What needs to be done
How many lines in the material below contain the string "Posts", with case counting? Give only the number.

━━━━━ Input material ━━━━━

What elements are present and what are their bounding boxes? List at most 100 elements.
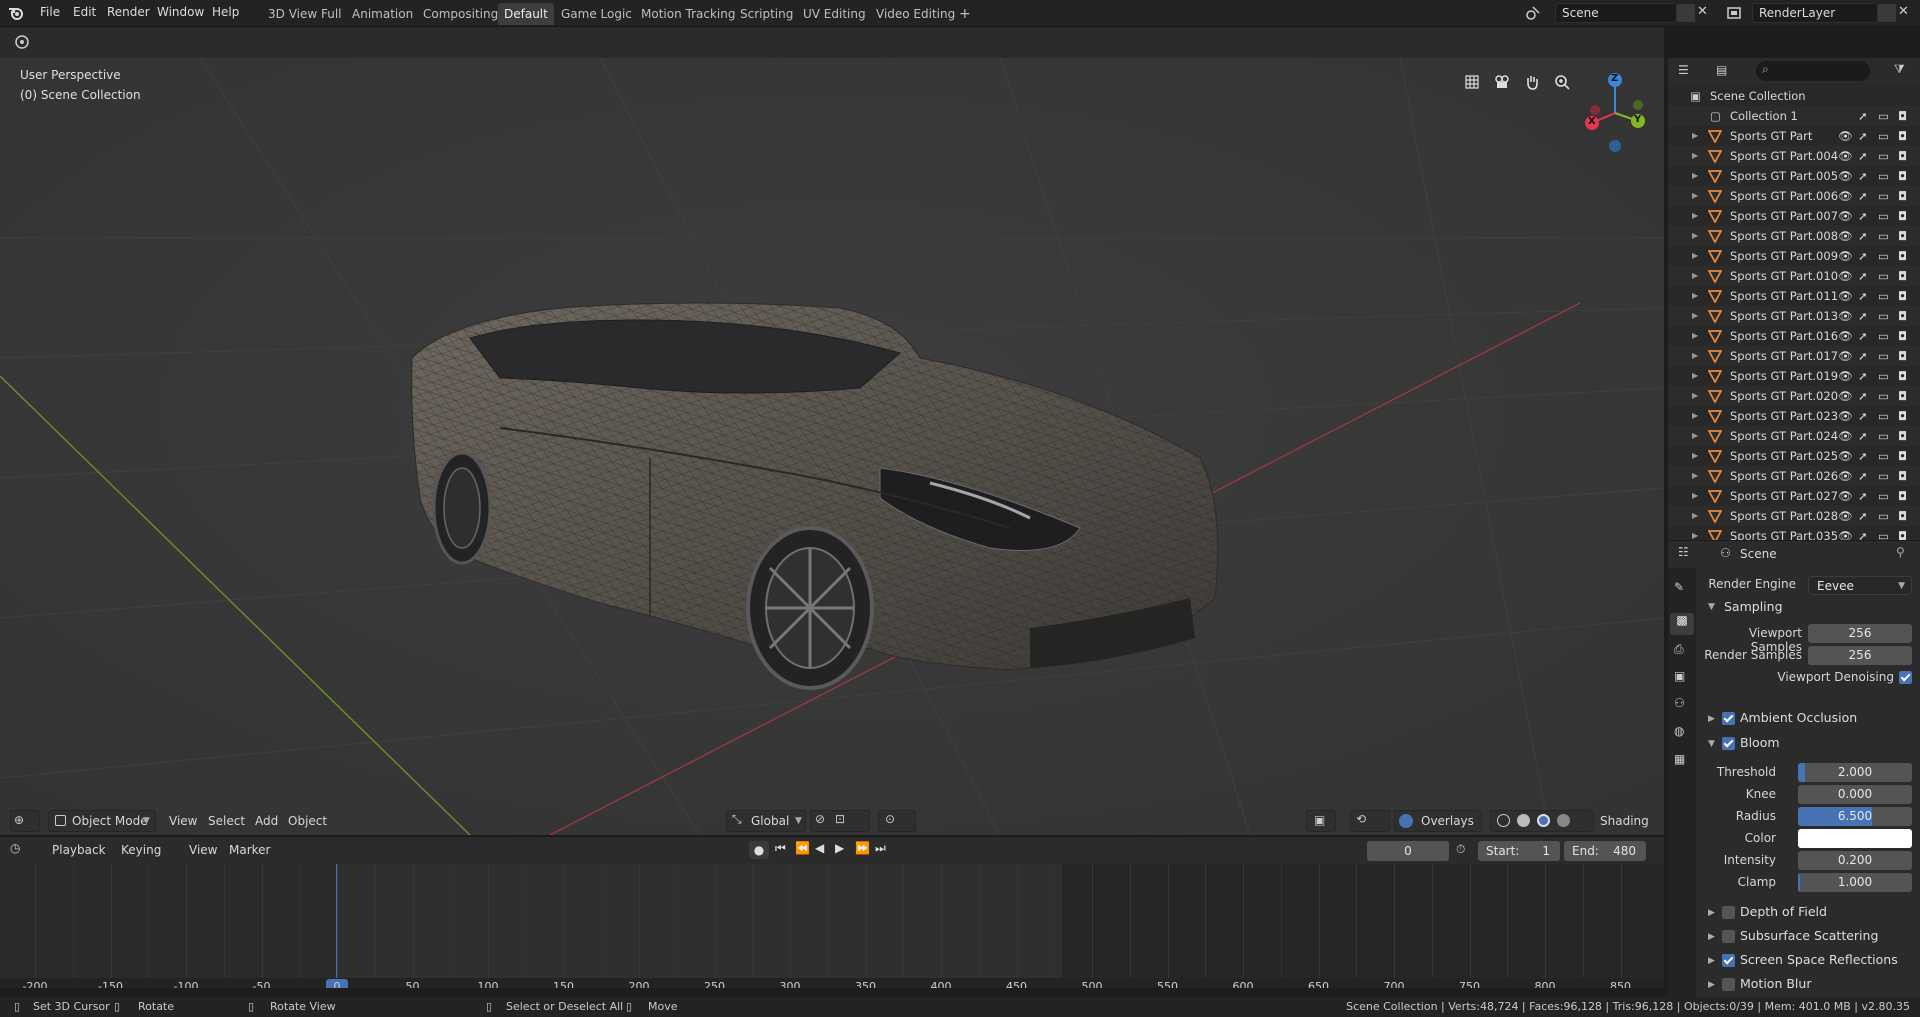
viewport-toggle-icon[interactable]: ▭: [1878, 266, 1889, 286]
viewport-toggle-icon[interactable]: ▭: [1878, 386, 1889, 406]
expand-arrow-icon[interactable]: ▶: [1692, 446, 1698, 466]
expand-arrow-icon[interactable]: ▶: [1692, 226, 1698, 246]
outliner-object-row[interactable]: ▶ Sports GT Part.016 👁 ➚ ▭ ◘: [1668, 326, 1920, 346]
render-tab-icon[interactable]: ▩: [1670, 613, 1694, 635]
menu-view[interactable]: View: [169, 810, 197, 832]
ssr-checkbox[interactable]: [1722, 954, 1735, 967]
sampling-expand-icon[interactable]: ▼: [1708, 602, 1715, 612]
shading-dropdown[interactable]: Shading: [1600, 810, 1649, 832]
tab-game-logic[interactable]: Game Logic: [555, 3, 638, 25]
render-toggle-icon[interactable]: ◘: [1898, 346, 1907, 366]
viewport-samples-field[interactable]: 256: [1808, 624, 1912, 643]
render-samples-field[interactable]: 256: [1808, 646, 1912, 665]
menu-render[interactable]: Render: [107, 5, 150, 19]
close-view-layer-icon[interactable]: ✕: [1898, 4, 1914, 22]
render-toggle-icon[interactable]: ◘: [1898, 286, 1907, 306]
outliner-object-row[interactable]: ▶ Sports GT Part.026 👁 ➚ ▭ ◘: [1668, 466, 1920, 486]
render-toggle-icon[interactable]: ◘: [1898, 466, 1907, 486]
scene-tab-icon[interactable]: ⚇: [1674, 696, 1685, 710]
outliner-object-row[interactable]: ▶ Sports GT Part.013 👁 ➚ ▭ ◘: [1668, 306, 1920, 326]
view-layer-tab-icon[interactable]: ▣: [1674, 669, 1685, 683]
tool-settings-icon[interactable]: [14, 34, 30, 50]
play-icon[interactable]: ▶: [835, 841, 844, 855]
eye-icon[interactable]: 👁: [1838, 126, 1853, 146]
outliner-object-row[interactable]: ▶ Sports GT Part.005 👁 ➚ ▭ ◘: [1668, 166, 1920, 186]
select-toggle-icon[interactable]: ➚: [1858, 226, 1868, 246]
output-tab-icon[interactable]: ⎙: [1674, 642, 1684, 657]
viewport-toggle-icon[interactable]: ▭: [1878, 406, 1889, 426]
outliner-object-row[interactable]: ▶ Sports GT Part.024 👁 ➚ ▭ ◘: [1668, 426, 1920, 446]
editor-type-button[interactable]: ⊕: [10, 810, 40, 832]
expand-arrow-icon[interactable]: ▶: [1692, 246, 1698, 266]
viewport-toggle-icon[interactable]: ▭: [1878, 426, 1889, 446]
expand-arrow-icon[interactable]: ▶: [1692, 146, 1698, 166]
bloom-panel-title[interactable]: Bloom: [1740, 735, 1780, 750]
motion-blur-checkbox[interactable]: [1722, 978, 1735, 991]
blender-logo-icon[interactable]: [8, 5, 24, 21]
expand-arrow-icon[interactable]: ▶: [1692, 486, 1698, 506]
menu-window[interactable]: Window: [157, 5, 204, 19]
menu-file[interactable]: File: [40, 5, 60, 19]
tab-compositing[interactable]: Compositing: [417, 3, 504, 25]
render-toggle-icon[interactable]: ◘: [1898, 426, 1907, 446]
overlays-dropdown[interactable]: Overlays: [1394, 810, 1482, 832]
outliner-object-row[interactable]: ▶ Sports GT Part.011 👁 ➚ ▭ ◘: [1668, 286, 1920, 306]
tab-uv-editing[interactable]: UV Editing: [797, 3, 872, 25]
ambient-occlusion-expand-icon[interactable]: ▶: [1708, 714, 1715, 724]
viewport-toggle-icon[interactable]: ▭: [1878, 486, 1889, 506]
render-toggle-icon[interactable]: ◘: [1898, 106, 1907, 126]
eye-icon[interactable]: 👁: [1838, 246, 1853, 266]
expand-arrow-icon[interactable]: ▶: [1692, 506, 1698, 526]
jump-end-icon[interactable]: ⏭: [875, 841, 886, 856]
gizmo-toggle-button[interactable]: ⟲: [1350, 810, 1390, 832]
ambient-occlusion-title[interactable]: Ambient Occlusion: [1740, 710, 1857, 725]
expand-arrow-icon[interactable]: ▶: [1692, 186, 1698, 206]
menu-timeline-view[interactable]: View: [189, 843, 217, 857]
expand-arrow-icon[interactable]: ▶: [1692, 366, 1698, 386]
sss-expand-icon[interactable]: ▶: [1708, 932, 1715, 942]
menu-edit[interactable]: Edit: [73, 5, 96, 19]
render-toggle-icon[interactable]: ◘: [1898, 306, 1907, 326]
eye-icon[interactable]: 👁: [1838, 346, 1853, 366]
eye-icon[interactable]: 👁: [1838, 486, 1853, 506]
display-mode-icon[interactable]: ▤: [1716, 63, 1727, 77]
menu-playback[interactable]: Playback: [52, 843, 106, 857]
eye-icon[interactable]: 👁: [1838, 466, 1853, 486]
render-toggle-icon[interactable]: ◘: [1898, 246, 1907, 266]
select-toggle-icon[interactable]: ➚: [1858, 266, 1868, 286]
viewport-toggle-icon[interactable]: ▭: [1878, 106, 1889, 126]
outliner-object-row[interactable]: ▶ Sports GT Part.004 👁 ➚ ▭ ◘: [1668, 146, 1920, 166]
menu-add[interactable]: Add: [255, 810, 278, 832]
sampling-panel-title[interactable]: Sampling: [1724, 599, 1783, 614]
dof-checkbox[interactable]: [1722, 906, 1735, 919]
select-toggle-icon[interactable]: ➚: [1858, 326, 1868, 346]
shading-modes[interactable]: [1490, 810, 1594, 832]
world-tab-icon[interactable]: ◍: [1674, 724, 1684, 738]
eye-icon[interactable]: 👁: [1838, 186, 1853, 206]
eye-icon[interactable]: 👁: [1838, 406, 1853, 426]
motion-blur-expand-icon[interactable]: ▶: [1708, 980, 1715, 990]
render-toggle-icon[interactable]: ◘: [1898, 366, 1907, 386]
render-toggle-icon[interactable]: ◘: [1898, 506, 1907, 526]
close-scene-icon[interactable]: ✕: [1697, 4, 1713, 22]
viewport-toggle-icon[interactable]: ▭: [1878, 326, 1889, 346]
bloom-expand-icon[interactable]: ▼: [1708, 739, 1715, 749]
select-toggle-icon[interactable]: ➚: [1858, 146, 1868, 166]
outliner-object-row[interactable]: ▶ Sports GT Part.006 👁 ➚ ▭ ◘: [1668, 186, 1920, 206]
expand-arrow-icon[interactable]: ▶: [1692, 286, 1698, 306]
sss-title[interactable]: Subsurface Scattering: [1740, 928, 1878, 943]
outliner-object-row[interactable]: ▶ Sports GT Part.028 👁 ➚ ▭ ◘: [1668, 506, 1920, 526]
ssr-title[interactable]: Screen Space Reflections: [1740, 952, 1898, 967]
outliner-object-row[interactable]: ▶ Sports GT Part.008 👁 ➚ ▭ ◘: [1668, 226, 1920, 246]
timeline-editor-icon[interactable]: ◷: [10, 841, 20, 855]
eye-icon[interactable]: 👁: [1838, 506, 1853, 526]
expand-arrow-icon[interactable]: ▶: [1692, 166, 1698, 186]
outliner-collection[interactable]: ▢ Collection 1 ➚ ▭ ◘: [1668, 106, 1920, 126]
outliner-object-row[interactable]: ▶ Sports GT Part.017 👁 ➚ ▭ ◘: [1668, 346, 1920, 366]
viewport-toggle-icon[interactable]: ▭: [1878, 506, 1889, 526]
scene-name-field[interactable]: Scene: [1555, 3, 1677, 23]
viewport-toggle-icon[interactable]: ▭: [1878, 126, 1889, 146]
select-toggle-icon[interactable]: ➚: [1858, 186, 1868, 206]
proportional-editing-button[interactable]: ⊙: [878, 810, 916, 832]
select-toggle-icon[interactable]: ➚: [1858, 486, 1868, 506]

━━━━━
━━━━━ Input material ━━━━━

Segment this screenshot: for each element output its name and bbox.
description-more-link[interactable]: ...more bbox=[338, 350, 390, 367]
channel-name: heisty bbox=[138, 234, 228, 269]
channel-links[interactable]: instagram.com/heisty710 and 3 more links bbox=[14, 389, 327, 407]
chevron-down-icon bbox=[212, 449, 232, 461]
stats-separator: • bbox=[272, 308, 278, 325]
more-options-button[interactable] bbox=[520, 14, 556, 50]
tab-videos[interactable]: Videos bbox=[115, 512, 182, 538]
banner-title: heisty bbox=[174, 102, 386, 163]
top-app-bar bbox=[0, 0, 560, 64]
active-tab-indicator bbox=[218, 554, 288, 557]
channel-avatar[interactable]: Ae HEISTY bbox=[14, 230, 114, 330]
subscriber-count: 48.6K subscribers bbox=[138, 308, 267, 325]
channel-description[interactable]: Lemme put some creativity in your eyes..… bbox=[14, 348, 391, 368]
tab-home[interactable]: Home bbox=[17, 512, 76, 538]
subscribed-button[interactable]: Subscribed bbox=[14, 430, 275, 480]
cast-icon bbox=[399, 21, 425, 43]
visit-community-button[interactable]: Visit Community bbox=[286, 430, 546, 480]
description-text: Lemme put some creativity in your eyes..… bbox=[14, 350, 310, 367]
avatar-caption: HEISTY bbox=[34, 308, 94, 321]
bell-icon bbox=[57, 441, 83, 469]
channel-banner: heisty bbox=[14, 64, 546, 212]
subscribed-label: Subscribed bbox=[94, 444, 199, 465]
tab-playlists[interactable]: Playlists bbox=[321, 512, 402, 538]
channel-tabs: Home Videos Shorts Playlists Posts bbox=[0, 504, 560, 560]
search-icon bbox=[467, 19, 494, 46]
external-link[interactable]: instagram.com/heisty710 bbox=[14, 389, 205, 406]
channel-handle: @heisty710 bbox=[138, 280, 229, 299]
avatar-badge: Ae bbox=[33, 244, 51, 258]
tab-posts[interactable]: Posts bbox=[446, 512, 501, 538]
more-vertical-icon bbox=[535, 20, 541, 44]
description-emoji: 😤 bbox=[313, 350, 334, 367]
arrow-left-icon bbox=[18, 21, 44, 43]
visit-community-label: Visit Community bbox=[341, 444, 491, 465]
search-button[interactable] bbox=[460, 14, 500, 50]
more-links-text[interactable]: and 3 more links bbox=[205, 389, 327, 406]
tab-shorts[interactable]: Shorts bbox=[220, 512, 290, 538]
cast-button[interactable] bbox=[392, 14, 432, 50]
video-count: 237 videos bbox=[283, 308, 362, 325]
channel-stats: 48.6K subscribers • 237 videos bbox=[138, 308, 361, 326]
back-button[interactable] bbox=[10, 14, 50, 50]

━━━━━

Task result
2